(DOCUMENT TEXT):
================

Sunday, August 18, 2013

Frame 10

Remembrance of Things Past

Do you have a photograph that resurrects memories of a time and place?
I have one, well, really two pictures that have that effect on me. One of them I took, and the other is a postcard taken before I was born; yet they are related by my memory of different aspects of my relationship with my father.
  
The one I took is of my dad, Dell, and his wife, Gladys. It was taken at their home at Eagle Lake in California. As you can see, they were standing on the balcony of their house (built by him) that looked out on the lake. Behind them are the hills on the opposite side of the lake, hazy dark lines in the distance. The water to their right is shimmering, a boat dock partially seen on the lower left. It was/is a warm summer day; I always visited them in the summer. My dad has his left arm around Gladys, the other casually extended and resting on the railing. They are both smiling different smiles.
  
I don’t remember the day, or even year that I took the picture. It was shot with my Yashica Mat. I know this because it’s square. I know too that I wasn’t a very good photographer because my parents are a bit dark and the background is a bit washed-out. This small casual souvenir of a picture brings me a heavy sense of loss and regret. My father died young, at 67, and there were too many things that I left unsaid, too absorbed growing into my adult self, and too eager to cut myself free from his apron strings (he was a great cook). This photograph reminds me of that time, that distance I created.

================

(COLLECTED MATERIAL):
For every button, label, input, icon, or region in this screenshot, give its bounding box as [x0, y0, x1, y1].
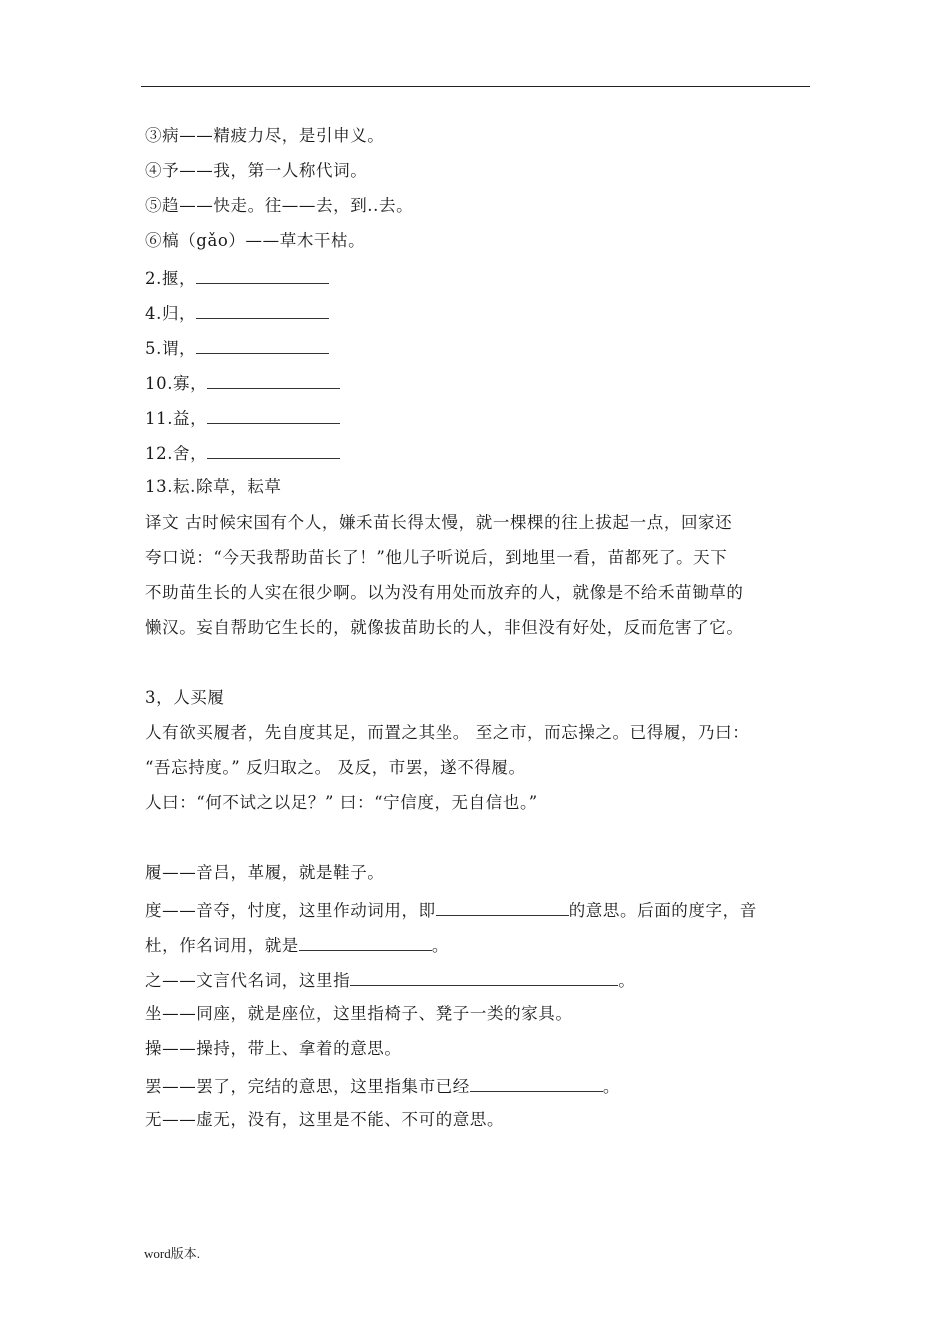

================

(STATED EXERCISE A): According to the post, what camera took the picture of Dell and Gladys?
(STATED EXERCISE B): Reproduce the stretch of the post from "I don’t remember" through "distance I created." word for word.
The lines after the post are separate material, unrelated to it.

(CORRECT ANSWER A): A Yashica Mat.

(CORRECT ANSWER B):
I don’t remember the day, or even year that I took the picture. It was shot with my Yashica Mat. I know this because it’s square. I know too that I wasn’t a very good photographer because my parents are a bit dark and the background is a bit washed-out. This small casual souvenir of a picture brings me a heavy sense of loss and regret. My father died young, at 67, and there were too many things that I left unsaid, too absorbed growing into my adult self, and too eager to cut myself free from his apron strings (he was a great cook). This photograph reminds me of that time, that distance I created.